Collected data
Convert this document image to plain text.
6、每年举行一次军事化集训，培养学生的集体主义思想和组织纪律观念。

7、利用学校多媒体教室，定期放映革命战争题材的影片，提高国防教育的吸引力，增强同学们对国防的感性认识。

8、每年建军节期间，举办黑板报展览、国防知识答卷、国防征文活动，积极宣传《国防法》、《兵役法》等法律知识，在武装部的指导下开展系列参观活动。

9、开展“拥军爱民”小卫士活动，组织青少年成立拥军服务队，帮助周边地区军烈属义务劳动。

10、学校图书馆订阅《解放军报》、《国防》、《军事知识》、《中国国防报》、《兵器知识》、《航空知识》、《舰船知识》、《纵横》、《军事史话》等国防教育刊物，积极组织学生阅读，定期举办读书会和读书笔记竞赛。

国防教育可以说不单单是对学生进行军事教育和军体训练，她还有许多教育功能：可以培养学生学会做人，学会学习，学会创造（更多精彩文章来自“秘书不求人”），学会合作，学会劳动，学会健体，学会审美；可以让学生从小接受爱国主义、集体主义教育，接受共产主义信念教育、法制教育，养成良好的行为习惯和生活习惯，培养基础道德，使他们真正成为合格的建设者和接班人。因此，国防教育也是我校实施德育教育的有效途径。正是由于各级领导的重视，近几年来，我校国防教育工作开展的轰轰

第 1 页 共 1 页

# Your goal
Go through the entries and repeat each one exactly.

# Task solution
Convert this document image to plain text.
6、每年举行一次军事化集训，培养学生的集体主义思想和组织纪律观念。

7、利用学校多媒体教室，定期放映革命战争题材的影片，提高国防教育的吸引力，增强同学们对国防的感性认识。

8、每年建军节期间，举办黑板报展览、国防知识答卷、国防征文活动，积极宣传《国防法》、《兵役法》等法律知识，在武装部的指导下开展系列参观活动。

9、开展“拥军爱民”小卫士活动，组织青少年成立拥军服务队，帮助周边地区军烈属义务劳动。

10、学校图书馆订阅《解放军报》、《国防》、《军事知识》、《中国国防报》、《兵器知识》、《航空知识》、《舰船知识》、《纵横》、《军事史话》等国防教育刊物，积极组织学生阅读，定期举办读书会和读书笔记竞赛。

国防教育可以说不单单是对学生进行军事教育和军体训练，她还有许多教育功能：可以培养学生学会做人，学会学习，学会创造（更多精彩文章来自“秘书不求人”），学会合作，学会劳动，学会健体，学会审美；可以让学生从小接受爱国主义、集体主义教育，接受共产主义信念教育、法制教育，养成良好的行为习惯和生活习惯，培养基础道德，使他们真正成为合格的建设者和接班人。因此，国防教育也是我校实施德育教育的有效途径。正是由于各级领导的重视，近几年来，我校国防教育工作开展的轰轰

第 1 页 共 1 页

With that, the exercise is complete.